*Trecho do texto*
Mas estudar, que hoje pode parecer natural, não foi sempre tão simples. “No primário eu ficava numa classe especial, embora não fosse uma escola para cegos. Na maioria das vezes, eu estudava e até tomava lanche sozinha”, comenta Elaine. Ela diz que foi um período de solidão, “mas isso não me abalou porque, como tudo na vida, a gente se acostuma,
No entanto, depois da aula ela se soltava, brincava na rua e não sentia diferença com os outros. “Eu subia em cima de árvore! Uma das minhas molecagens era jogar limão lá de cima na cabeça de quem passava pela rua”, relembra. Questionada sobre como sabia da presença de seus alvos, respondeu com propriedade: “Com esse ouvidinho aqui né? Eles passavam e eu me escondia no vão da árvore e jogava o limão. Ficava escondidinha lá e me divertia com a situação”.
“Meu esposo é um grande parceiro”

Dados de análise de layout de documentos:

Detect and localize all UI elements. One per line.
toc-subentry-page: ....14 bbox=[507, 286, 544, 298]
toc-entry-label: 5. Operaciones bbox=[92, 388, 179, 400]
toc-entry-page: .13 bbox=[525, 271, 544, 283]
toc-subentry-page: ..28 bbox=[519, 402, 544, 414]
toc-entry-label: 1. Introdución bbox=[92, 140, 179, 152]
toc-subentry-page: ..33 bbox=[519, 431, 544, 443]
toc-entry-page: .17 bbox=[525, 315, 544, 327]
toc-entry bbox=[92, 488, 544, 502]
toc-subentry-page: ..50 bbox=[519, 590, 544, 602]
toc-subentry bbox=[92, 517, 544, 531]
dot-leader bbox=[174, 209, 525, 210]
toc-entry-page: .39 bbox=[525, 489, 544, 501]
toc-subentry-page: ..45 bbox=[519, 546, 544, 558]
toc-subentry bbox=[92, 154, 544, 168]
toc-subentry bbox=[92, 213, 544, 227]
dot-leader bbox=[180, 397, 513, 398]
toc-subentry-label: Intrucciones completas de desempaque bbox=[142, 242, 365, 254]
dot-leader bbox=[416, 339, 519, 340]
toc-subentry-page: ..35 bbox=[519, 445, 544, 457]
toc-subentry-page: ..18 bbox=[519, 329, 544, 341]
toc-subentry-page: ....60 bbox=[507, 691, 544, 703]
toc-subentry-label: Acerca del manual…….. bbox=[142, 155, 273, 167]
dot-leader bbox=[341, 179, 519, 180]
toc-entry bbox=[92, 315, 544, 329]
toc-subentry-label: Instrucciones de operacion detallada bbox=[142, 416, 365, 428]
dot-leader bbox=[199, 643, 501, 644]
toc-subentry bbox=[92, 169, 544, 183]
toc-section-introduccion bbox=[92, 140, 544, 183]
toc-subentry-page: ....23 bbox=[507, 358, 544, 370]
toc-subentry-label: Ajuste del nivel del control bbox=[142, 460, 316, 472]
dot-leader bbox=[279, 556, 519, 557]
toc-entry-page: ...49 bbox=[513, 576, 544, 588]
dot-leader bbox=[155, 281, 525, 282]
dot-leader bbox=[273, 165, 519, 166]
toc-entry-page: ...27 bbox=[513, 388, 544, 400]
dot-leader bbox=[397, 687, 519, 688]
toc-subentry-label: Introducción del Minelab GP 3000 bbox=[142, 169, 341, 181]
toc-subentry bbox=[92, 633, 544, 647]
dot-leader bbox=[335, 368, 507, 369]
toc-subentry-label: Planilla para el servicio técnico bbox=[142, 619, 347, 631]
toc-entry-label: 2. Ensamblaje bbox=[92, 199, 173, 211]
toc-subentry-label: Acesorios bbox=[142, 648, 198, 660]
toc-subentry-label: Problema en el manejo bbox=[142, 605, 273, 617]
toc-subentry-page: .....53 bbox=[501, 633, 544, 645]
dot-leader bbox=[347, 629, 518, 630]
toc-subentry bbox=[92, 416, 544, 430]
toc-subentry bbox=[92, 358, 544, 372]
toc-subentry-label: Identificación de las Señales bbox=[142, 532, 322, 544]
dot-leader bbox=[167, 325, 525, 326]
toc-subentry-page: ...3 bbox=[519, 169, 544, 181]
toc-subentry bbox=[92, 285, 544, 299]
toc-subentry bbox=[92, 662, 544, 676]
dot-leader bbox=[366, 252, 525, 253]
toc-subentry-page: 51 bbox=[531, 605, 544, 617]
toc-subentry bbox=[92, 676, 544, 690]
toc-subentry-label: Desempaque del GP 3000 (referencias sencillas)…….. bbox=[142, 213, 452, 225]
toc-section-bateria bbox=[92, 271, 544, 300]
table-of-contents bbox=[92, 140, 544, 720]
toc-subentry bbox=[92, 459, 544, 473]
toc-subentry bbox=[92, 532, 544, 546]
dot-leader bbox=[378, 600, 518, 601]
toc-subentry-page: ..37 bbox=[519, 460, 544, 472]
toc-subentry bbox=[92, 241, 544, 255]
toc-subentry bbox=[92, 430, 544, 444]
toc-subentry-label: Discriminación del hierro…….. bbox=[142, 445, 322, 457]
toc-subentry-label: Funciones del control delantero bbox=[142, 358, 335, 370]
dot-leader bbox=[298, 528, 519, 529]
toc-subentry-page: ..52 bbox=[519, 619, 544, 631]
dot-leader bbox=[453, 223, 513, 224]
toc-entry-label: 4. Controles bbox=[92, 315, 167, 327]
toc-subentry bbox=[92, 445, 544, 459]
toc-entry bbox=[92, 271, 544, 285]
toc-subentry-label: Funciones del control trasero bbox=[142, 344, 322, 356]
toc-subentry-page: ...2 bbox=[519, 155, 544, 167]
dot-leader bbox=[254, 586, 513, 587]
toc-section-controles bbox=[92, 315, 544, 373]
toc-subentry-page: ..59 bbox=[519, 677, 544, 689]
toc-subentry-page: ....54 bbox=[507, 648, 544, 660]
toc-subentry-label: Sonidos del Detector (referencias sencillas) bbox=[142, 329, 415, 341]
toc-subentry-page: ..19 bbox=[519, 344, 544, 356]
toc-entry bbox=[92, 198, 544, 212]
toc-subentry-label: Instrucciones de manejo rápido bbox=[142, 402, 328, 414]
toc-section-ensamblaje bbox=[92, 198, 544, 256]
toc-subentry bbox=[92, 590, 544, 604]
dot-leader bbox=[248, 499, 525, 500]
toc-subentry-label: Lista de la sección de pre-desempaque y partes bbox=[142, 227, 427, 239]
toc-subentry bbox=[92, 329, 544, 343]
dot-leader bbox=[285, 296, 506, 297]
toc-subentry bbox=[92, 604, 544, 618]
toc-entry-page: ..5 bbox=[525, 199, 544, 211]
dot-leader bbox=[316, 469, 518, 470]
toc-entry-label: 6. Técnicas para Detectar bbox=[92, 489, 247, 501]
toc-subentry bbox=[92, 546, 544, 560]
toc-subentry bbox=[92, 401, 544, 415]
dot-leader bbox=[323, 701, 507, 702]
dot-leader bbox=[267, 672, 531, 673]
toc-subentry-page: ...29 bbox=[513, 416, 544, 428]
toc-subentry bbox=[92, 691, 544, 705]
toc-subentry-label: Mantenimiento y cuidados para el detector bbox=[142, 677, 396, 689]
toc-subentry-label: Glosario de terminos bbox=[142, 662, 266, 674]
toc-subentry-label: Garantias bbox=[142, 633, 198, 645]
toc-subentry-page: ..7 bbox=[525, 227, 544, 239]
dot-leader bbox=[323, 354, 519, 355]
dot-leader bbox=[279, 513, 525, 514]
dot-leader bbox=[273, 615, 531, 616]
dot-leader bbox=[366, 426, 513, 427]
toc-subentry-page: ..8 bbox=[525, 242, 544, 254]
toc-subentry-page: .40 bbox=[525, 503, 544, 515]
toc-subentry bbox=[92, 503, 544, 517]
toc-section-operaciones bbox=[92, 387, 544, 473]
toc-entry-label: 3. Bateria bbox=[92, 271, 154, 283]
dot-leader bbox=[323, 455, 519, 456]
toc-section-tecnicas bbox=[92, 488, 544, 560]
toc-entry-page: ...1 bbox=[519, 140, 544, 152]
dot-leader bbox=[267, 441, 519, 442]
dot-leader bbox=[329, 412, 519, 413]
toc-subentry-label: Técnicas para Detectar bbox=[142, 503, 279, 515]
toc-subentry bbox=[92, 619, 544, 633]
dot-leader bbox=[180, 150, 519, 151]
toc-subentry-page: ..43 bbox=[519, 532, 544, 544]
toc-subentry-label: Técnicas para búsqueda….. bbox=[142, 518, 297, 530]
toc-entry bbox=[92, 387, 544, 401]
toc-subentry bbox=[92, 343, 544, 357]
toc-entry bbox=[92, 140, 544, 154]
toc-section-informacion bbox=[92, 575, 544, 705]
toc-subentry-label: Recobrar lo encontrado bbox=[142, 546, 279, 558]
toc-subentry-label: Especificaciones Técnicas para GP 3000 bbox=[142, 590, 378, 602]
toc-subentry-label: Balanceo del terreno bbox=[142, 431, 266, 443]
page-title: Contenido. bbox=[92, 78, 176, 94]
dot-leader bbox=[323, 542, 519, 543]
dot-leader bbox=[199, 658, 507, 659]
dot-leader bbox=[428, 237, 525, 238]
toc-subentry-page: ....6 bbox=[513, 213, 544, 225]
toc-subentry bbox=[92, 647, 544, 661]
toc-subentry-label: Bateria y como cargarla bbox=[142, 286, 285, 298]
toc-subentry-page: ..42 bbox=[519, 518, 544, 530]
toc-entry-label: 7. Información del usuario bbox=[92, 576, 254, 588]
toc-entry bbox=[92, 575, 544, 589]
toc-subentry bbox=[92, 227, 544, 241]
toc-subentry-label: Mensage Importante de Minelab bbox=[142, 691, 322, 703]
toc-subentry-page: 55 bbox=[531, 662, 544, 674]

*Instruções a seguir*
Responda com base no trecho do texto:
1. No primário, em que tipo de classe Elaine ficava?
2. O que ela jogava de cima da árvore na cabeça de quem passava pela rua?
3. Como ela sabia da presença de seus alvos?

*Resposta escrita*
1. Numa classe especial, embora não fosse uma escola para cegos.
2. Limão.
3. Pelo ouvido.